__Assignment__. Your task is to copy every line of the records below that contains "Gogate".

Records from a collection
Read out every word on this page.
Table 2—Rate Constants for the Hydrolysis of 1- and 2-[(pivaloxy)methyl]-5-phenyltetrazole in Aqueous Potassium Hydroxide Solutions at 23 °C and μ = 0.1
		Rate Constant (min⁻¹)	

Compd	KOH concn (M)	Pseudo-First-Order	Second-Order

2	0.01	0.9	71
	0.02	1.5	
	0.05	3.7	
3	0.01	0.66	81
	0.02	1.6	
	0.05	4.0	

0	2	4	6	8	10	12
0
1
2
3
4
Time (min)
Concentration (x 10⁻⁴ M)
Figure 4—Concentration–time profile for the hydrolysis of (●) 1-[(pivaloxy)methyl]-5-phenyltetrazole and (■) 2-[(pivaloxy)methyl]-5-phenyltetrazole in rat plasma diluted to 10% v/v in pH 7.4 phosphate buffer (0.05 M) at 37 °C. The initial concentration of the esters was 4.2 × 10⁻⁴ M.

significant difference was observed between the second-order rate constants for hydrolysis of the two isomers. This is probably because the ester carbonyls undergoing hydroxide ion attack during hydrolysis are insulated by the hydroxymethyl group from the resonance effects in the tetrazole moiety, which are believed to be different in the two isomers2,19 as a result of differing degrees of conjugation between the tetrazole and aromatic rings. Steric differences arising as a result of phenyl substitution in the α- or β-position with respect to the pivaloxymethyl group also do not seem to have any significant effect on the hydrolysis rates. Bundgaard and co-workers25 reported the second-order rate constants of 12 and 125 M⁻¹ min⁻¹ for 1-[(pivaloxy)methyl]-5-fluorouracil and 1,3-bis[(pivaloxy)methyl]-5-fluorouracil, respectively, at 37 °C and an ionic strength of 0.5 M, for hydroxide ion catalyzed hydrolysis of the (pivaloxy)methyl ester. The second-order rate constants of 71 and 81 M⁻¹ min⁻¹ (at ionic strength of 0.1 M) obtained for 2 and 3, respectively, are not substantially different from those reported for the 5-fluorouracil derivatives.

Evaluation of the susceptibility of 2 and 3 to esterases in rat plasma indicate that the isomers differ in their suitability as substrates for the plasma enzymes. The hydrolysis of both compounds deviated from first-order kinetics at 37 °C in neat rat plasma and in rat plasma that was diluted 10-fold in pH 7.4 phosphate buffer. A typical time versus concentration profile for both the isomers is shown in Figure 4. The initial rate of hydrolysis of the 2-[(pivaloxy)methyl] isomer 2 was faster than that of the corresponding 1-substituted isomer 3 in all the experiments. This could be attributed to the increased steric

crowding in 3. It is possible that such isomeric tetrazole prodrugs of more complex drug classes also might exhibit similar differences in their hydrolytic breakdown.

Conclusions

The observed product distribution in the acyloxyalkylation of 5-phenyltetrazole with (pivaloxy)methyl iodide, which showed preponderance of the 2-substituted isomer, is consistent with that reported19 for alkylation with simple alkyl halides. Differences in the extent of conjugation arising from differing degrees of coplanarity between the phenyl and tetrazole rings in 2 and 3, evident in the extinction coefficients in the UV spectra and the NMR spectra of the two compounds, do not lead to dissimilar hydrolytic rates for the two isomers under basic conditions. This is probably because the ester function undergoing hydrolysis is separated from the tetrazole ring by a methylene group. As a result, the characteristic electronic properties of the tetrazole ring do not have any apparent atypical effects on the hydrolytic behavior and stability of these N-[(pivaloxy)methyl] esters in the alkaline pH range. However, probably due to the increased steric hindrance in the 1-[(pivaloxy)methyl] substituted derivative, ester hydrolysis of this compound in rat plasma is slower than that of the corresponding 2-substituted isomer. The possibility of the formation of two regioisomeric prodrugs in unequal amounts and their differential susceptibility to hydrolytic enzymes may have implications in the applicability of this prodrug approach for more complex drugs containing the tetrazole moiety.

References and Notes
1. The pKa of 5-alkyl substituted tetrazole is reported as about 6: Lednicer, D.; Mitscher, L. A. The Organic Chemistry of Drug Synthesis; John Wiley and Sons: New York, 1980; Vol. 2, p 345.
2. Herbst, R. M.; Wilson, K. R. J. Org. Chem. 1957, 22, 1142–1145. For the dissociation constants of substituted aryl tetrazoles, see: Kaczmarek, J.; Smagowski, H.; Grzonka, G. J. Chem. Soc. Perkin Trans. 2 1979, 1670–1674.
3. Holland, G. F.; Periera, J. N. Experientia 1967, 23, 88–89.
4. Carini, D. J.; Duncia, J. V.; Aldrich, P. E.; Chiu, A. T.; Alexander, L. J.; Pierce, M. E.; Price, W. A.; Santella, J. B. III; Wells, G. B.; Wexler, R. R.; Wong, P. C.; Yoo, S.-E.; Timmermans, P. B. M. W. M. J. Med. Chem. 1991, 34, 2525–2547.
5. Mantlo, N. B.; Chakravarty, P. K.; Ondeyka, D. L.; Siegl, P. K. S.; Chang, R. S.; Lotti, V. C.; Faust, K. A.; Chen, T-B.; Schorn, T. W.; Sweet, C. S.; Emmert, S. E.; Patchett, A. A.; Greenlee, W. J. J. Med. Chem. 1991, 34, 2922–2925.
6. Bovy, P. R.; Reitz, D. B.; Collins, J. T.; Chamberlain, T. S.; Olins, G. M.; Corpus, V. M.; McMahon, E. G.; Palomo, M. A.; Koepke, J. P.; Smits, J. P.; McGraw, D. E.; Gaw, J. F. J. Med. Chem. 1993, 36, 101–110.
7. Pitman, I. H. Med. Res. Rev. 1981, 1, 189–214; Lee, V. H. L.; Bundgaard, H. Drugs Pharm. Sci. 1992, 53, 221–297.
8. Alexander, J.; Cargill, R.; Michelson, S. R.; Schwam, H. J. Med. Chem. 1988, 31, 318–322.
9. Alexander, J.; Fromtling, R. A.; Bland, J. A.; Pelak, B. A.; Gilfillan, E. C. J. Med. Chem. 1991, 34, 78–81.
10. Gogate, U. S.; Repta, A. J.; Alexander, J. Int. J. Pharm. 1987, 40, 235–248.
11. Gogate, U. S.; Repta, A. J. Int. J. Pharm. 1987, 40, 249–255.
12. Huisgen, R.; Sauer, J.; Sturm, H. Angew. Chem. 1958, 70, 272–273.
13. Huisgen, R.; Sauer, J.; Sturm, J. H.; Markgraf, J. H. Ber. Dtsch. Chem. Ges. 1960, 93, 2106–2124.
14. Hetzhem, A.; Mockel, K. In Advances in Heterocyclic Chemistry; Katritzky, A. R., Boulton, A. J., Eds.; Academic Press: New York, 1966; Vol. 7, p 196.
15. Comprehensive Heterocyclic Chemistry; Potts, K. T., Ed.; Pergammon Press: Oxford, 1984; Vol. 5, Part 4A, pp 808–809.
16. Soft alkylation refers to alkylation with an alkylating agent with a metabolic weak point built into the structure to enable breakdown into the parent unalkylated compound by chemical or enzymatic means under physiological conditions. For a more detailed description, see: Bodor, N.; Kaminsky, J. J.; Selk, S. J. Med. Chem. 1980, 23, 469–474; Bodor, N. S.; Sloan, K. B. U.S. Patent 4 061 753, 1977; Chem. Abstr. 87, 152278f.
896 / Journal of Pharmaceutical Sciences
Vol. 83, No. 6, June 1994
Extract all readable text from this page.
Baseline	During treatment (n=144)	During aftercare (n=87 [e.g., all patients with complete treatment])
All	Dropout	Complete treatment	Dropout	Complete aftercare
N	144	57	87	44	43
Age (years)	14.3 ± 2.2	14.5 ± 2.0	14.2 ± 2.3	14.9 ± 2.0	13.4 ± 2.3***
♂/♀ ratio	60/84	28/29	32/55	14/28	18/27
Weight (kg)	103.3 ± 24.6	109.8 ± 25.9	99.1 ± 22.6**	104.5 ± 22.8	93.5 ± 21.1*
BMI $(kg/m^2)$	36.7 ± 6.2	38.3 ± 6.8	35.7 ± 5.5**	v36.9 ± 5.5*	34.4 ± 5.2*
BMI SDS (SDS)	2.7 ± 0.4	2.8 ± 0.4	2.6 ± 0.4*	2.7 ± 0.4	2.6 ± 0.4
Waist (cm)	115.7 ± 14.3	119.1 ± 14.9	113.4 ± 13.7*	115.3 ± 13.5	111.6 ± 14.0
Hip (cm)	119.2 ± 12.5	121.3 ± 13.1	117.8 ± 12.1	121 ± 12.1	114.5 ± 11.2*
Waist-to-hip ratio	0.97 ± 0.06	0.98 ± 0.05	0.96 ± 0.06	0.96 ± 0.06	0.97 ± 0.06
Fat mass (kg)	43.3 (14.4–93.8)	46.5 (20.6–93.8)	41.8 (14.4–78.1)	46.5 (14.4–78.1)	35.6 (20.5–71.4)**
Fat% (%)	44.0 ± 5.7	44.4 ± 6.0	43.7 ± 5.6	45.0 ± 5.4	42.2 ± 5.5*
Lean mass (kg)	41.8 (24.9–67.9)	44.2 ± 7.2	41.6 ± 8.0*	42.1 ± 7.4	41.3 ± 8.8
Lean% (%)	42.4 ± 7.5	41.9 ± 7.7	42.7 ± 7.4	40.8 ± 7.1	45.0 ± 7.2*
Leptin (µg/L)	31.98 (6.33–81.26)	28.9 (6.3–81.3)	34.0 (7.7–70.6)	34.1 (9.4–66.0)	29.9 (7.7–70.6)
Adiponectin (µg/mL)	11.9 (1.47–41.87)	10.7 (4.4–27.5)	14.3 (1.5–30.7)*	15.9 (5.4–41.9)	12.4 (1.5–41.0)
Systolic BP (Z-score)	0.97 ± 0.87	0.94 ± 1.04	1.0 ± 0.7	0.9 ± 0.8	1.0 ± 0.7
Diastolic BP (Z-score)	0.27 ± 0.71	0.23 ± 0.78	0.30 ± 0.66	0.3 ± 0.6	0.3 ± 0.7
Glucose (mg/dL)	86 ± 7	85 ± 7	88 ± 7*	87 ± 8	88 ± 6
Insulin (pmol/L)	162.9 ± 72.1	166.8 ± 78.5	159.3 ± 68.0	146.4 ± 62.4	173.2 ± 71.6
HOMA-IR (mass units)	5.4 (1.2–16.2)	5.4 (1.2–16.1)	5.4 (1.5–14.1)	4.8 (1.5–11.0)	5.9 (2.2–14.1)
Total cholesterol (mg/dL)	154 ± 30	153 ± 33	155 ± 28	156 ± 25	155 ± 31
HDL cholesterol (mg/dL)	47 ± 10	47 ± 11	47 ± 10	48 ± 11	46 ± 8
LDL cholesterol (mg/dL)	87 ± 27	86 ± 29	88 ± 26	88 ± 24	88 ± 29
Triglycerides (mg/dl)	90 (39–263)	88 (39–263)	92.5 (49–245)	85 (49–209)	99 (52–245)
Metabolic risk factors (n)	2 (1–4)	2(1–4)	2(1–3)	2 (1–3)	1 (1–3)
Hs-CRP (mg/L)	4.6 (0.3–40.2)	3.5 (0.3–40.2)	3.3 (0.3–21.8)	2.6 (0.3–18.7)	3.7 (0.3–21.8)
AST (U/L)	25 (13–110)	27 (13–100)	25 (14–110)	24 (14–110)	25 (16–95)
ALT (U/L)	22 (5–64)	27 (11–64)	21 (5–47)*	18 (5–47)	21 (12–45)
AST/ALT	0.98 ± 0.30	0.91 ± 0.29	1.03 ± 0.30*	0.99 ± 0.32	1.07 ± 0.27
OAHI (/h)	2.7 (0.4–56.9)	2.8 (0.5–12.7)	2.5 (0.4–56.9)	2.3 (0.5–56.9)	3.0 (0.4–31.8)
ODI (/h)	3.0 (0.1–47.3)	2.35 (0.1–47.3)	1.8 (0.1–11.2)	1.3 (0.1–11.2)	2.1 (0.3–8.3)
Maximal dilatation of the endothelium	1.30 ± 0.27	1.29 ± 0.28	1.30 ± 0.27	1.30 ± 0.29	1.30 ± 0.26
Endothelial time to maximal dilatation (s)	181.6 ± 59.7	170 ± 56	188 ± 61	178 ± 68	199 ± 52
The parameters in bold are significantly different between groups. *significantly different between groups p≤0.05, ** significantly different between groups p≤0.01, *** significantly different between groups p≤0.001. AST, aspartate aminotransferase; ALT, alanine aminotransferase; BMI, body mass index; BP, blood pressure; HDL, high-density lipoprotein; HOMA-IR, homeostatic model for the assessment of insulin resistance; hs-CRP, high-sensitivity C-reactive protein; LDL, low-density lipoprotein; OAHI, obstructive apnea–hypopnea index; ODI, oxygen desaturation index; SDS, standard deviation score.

__Finished task__.
10. Gogate, U. S.; Repta, A. J.; Alexander, J. Int. J. Pharm. 1987, 40, 235–248.
11. Gogate, U. S.; Repta, A. J. Int. J. Pharm. 1987, 40, 249–255.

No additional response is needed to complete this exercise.